━━ Data shown

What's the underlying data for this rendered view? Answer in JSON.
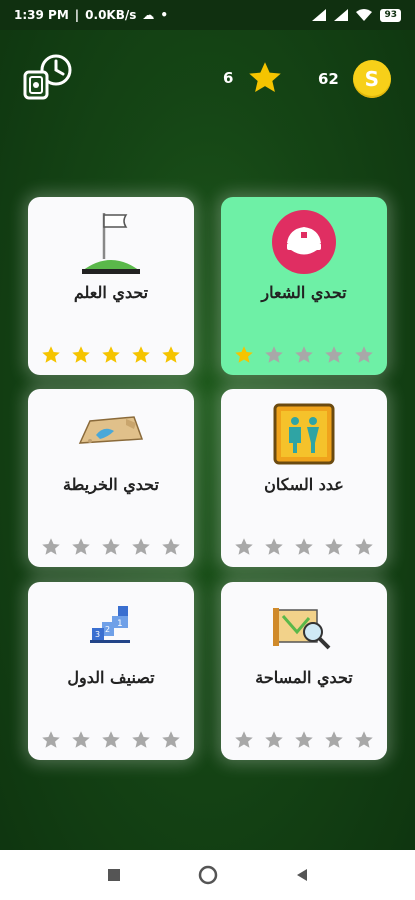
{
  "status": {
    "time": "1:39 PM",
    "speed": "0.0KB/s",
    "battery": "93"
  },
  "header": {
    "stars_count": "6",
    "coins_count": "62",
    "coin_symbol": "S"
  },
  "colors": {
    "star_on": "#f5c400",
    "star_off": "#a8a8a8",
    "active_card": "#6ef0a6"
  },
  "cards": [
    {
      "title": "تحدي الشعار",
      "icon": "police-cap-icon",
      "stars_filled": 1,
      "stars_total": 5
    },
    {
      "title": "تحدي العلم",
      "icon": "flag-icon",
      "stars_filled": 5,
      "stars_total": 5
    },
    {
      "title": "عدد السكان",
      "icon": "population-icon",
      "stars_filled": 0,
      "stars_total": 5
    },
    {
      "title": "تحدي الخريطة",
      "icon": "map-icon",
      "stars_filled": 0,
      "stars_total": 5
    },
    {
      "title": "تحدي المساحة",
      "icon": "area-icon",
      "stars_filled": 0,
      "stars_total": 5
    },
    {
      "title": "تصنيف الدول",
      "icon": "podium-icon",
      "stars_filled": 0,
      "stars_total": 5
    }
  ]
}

━━━━
━━ Data shown

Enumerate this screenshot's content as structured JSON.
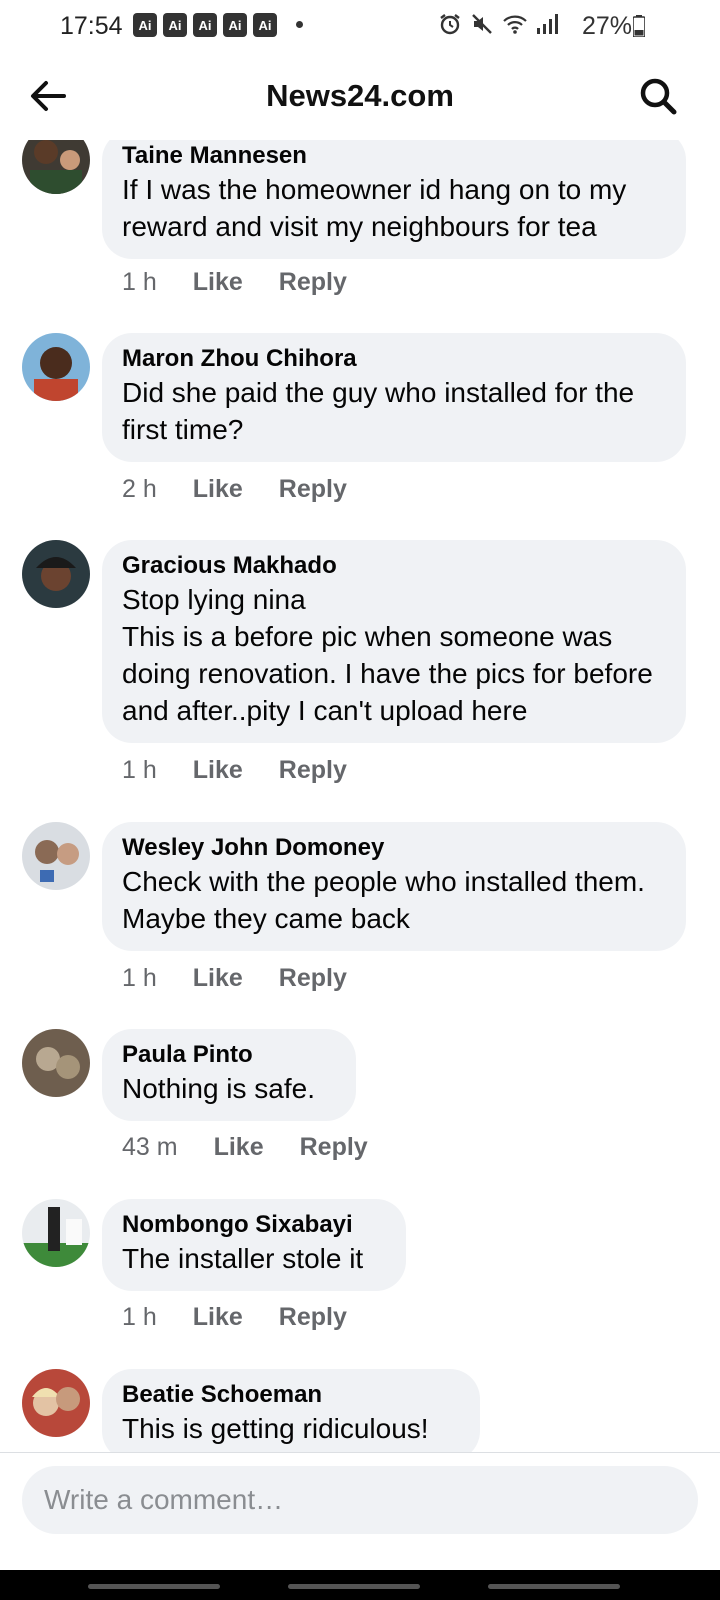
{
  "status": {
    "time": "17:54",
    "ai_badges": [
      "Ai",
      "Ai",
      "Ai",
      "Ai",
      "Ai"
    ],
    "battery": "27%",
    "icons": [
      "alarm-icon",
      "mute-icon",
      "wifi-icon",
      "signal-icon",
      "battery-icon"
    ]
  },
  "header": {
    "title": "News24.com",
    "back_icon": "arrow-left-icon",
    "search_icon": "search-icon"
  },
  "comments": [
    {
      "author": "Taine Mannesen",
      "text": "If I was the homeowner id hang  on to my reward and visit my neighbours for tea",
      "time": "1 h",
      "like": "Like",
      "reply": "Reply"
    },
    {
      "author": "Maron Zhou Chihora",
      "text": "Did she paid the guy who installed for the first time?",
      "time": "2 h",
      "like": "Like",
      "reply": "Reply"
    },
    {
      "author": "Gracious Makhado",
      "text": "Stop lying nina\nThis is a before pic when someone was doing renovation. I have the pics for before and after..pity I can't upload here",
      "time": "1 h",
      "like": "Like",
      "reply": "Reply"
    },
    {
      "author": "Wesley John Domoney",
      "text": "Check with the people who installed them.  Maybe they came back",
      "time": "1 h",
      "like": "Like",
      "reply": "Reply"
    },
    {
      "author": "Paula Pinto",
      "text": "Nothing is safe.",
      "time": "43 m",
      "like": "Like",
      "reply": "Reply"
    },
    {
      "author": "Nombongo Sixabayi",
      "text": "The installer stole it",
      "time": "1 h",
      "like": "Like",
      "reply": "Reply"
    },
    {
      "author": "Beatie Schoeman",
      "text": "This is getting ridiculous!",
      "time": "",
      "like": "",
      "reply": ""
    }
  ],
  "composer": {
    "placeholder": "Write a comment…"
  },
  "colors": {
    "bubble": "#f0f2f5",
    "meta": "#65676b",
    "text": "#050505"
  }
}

━━━━

*Set exercise:*
Exactly how many lines contain "text"? State the number and nothing else.

*Result of this task:*
8